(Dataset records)
>> Begin
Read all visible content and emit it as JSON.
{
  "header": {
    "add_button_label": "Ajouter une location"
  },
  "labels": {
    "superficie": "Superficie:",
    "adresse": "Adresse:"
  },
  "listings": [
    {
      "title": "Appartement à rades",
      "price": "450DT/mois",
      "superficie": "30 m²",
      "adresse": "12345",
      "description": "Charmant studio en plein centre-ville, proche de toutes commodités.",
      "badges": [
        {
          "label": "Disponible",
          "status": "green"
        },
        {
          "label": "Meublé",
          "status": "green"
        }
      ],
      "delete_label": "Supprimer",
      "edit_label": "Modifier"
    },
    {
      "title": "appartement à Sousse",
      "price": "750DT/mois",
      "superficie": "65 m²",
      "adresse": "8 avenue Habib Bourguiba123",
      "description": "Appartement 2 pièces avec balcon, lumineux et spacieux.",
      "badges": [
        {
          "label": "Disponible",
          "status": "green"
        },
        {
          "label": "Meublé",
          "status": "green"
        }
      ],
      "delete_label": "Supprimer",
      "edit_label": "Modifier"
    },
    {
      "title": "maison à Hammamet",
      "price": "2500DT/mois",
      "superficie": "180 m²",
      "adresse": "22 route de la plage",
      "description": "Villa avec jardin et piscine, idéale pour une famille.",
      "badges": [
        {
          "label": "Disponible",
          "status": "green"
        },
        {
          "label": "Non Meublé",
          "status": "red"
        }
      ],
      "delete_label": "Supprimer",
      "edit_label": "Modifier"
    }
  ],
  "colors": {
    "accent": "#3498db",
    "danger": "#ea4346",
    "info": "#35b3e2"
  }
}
>> End
• _To be done_: Provide an exact reproduction of all the entries shown above.

• _Task output_:
Read all visible content and emit it as JSON.
{
  "header": {
    "add_button_label": "Ajouter une location"
  },
  "labels": {
    "superficie": "Superficie:",
    "adresse": "Adresse:"
  },
  "listings": [
    {
      "title": "Appartement à rades",
      "price": "450DT/mois",
      "superficie": "30 m²",
      "adresse": "12345",
      "description": "Charmant studio en plein centre-ville, proche de toutes commodités.",
      "badges": [
        {
          "label": "Disponible",
          "status": "green"
        },
        {
          "label": "Meublé",
          "status": "green"
        }
      ],
      "delete_label": "Supprimer",
      "edit_label": "Modifier"
    },
    {
      "title": "appartement à Sousse",
      "price": "750DT/mois",
      "superficie": "65 m²",
      "adresse": "8 avenue Habib Bourguiba123",
      "description": "Appartement 2 pièces avec balcon, lumineux et spacieux.",
      "badges": [
        {
          "label": "Disponible",
          "status": "green"
        },
        {
          "label": "Meublé",
          "status": "green"
        }
      ],
      "delete_label": "Supprimer",
      "edit_label": "Modifier"
    },
    {
      "title": "maison à Hammamet",
      "price": "2500DT/mois",
      "superficie": "180 m²",
      "adresse": "22 route de la plage",
      "description": "Villa avec jardin et piscine, idéale pour une famille.",
      "badges": [
        {
          "label": "Disponible",
          "status": "green"
        },
        {
          "label": "Non Meublé",
          "status": "red"
        }
      ],
      "delete_label": "Supprimer",
      "edit_label": "Modifier"
    }
  ],
  "colors": {
    "accent": "#3498db",
    "danger": "#ea4346",
    "info": "#35b3e2"
  }
}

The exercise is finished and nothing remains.